- **Direction**: Filter the data below for the string "然后重试" and copy each matching line.

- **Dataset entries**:
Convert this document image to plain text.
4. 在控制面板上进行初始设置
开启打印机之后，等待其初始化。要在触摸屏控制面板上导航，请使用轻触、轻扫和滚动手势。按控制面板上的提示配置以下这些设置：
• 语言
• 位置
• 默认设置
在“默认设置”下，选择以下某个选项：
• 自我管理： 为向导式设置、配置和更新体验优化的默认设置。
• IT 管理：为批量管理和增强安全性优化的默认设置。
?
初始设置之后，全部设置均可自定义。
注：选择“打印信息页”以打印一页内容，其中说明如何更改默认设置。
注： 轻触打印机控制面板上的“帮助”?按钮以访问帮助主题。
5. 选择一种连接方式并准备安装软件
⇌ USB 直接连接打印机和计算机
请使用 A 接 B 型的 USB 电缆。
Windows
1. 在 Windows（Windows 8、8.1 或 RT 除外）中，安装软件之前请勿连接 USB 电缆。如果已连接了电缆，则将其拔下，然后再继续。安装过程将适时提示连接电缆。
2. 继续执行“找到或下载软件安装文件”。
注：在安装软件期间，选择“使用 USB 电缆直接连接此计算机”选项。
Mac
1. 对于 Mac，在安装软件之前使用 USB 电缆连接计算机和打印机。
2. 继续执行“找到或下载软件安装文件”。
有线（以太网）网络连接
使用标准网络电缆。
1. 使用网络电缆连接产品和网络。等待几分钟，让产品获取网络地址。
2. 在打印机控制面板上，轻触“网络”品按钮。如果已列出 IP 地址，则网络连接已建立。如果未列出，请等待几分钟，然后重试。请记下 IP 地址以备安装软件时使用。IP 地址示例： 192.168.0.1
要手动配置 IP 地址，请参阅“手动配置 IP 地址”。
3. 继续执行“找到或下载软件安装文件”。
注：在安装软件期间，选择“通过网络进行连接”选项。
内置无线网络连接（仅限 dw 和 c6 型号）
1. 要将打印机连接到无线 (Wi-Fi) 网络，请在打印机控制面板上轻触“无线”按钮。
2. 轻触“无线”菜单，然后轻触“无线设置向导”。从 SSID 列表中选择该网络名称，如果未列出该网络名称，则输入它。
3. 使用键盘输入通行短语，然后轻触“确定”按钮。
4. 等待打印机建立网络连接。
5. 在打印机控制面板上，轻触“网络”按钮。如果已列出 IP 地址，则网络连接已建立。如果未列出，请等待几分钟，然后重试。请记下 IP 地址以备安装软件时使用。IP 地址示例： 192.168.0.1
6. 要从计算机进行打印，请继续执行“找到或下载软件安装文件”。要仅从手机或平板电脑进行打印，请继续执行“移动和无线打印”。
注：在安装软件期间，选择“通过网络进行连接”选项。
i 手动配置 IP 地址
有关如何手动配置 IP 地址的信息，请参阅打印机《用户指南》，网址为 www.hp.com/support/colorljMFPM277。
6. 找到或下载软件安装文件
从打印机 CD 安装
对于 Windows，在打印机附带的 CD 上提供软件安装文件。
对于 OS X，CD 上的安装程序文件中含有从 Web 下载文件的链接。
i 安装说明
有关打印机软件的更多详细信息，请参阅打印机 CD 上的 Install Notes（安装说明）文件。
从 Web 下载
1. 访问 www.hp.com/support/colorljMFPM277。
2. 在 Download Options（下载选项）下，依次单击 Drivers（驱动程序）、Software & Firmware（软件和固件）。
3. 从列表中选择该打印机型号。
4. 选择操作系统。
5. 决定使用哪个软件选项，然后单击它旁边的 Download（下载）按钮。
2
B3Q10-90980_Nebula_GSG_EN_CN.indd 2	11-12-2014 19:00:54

- **Result for this exercise**:
2. 在打印机控制面板上，轻触“网络”品按钮。如果已列出 IP 地址，则网络连接已建立。如果未列出，请等待几分钟，然后重试。请记下 IP 地址以备安装软件时使用。IP 地址示例： 192.168.0.1
5. 在打印机控制面板上，轻触“网络”按钮。如果已列出 IP 地址，则网络连接已建立。如果未列出，请等待几分钟，然后重试。请记下 IP 地址以备安装软件时使用。IP 地址示例： 192.168.0.1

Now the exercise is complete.